--- Stated exercise ---
What is the number of lines in these entries that contain "demi"? State it alone.

--- Given records ---
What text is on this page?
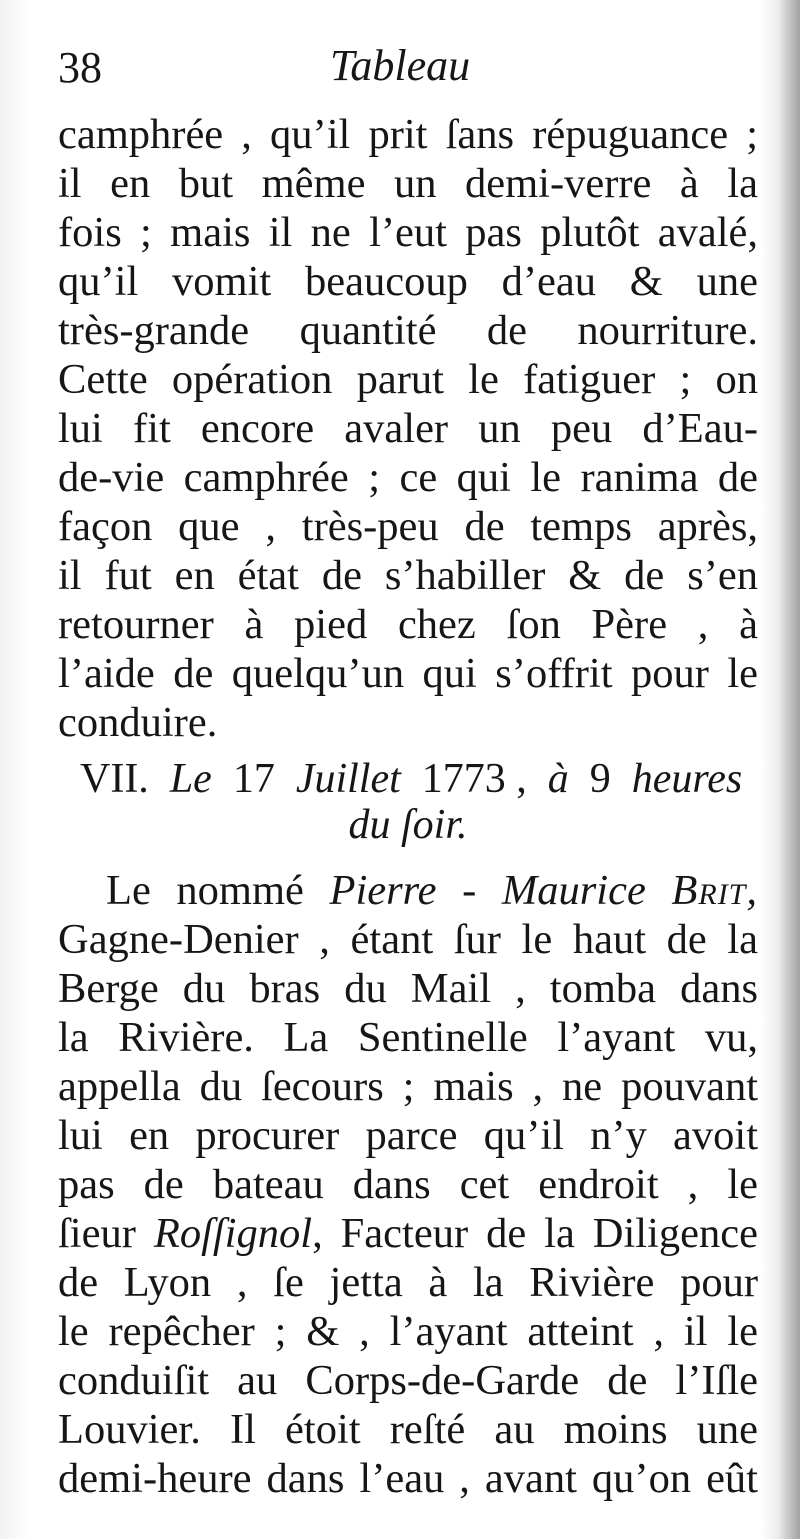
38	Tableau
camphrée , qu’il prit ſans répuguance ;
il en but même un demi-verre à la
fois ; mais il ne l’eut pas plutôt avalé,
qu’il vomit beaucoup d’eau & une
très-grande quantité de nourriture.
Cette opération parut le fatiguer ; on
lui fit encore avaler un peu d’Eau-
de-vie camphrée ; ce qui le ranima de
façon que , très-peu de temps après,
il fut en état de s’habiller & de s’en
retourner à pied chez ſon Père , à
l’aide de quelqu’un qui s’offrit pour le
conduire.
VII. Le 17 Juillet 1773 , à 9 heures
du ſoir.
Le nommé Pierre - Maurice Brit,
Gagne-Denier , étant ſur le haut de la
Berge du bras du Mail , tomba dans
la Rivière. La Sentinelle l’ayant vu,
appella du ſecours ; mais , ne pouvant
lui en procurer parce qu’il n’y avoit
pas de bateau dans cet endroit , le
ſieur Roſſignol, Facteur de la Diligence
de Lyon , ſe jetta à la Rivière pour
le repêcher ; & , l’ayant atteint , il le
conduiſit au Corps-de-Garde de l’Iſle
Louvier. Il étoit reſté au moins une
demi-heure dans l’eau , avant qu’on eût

...

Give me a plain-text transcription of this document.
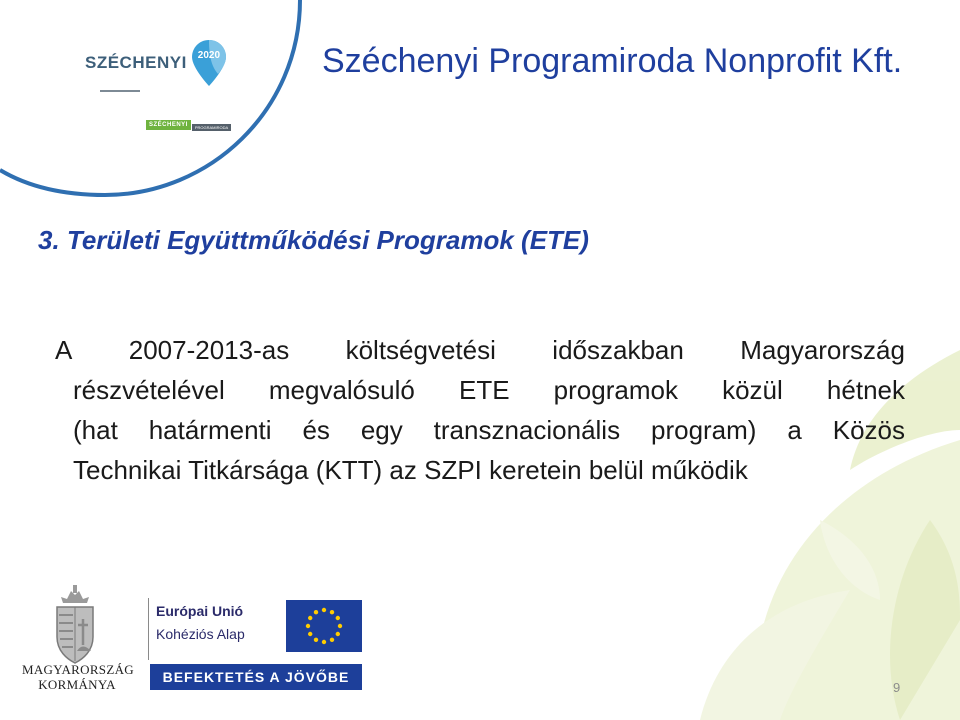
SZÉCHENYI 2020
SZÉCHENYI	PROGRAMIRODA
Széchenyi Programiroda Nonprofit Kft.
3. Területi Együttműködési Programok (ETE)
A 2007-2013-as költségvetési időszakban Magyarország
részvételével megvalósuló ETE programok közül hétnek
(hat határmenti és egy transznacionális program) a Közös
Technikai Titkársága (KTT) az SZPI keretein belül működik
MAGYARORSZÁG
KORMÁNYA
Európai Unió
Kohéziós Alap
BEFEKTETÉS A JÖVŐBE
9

--- Exercise output ---
2